SHORT TASK → In the entries below, find the lines with the word "Payment" and copy them.

** Start of INFORMATION GIVEN **

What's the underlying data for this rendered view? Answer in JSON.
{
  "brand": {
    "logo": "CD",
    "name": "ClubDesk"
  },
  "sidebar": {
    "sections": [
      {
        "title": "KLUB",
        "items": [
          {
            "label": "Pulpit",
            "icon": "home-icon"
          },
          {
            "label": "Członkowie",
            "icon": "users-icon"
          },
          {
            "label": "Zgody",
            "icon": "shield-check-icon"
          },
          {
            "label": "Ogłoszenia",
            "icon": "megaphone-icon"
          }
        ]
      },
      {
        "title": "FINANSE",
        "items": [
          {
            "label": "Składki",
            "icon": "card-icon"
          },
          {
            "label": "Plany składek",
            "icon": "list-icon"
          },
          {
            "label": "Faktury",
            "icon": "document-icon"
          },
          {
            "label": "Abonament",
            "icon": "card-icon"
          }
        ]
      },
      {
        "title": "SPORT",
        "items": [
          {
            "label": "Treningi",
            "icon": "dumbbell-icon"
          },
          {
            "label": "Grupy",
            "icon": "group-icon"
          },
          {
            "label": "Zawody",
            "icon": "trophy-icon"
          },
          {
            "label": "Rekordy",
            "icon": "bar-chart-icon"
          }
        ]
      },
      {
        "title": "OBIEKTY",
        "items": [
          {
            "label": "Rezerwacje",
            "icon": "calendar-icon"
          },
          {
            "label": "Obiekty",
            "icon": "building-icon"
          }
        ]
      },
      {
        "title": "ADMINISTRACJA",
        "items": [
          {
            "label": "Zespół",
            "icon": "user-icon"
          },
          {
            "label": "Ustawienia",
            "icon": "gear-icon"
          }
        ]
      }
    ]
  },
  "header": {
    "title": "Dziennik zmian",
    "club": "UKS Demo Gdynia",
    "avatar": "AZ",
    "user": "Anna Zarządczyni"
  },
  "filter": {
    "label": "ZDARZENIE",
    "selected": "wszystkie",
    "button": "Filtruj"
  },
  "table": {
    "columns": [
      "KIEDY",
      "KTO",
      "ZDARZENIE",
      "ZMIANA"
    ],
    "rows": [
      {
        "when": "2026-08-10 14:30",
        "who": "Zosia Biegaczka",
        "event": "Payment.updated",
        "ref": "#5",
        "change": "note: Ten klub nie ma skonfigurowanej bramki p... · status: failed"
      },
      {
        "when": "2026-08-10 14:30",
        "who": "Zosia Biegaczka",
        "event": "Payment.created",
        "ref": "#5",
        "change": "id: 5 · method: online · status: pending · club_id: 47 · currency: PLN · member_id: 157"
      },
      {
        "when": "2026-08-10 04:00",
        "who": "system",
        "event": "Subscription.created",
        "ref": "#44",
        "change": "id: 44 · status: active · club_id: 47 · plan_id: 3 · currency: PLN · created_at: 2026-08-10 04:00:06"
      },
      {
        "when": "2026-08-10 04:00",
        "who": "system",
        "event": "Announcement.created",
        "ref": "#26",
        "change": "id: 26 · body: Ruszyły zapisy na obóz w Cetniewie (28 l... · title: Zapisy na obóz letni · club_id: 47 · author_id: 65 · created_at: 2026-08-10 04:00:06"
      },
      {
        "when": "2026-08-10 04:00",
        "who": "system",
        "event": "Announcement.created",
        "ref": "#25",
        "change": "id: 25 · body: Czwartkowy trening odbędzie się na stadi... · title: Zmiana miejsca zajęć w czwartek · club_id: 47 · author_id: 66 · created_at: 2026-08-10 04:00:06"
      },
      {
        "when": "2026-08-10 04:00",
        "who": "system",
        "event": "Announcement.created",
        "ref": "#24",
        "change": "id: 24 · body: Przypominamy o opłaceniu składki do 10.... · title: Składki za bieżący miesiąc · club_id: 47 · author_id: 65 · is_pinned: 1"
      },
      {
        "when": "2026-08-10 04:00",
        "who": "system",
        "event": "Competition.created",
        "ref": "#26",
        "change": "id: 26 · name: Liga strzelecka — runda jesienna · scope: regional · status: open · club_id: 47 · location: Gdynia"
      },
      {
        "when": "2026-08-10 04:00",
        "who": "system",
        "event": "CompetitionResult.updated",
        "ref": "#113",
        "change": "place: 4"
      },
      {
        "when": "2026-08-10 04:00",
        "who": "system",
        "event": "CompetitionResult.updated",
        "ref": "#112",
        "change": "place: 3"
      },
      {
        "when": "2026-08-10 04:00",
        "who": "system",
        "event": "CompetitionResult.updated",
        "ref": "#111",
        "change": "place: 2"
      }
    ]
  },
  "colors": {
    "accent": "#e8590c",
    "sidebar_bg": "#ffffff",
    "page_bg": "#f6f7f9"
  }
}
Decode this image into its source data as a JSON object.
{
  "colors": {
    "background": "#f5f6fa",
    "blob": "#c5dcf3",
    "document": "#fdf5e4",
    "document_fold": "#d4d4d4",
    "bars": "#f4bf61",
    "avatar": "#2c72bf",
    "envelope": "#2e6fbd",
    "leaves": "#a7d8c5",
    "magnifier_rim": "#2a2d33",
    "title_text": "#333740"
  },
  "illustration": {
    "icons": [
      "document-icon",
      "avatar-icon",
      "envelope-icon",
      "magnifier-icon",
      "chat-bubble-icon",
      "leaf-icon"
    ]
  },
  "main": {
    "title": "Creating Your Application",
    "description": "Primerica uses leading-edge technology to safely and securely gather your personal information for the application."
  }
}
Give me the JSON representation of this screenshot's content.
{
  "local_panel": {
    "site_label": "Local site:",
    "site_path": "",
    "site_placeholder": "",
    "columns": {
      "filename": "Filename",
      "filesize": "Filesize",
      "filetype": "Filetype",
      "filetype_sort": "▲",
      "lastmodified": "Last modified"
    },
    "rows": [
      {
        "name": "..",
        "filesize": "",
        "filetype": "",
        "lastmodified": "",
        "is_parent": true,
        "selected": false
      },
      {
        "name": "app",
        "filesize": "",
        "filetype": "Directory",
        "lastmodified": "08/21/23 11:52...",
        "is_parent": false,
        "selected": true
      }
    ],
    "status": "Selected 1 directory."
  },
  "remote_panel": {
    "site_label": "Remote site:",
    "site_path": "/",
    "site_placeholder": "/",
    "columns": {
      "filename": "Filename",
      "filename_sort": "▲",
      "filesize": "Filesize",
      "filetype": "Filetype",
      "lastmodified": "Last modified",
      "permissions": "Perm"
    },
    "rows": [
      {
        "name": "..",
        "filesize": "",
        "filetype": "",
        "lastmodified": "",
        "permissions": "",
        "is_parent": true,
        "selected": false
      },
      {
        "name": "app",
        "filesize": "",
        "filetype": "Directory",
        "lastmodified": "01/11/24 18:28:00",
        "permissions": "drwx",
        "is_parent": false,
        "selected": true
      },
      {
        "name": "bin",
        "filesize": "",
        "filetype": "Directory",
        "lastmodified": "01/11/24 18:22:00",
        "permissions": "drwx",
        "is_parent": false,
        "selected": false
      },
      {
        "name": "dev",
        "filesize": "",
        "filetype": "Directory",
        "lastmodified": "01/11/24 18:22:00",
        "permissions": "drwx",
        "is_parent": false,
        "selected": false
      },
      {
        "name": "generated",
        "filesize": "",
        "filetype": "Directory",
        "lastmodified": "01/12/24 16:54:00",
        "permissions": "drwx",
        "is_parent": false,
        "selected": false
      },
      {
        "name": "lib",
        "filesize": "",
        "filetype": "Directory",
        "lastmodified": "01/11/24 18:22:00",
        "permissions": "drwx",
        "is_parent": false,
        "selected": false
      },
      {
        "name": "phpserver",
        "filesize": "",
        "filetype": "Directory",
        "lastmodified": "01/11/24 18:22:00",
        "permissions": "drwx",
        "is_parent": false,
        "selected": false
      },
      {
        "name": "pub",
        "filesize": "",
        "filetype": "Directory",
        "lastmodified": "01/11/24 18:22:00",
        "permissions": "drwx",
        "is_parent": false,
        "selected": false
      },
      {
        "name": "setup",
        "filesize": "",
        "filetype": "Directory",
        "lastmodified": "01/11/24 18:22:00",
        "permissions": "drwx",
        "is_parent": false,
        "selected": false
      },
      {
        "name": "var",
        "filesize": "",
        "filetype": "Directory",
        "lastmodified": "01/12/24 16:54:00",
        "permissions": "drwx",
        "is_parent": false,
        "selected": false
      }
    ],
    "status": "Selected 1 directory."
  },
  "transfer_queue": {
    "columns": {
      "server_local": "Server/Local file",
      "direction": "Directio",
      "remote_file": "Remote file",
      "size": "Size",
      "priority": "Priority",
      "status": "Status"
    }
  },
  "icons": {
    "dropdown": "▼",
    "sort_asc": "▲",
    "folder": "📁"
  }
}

** End of INFORMATION GIVEN **

WRITTEN ANSWER →
        "event": "Payment.updated",
        "event": "Payment.created",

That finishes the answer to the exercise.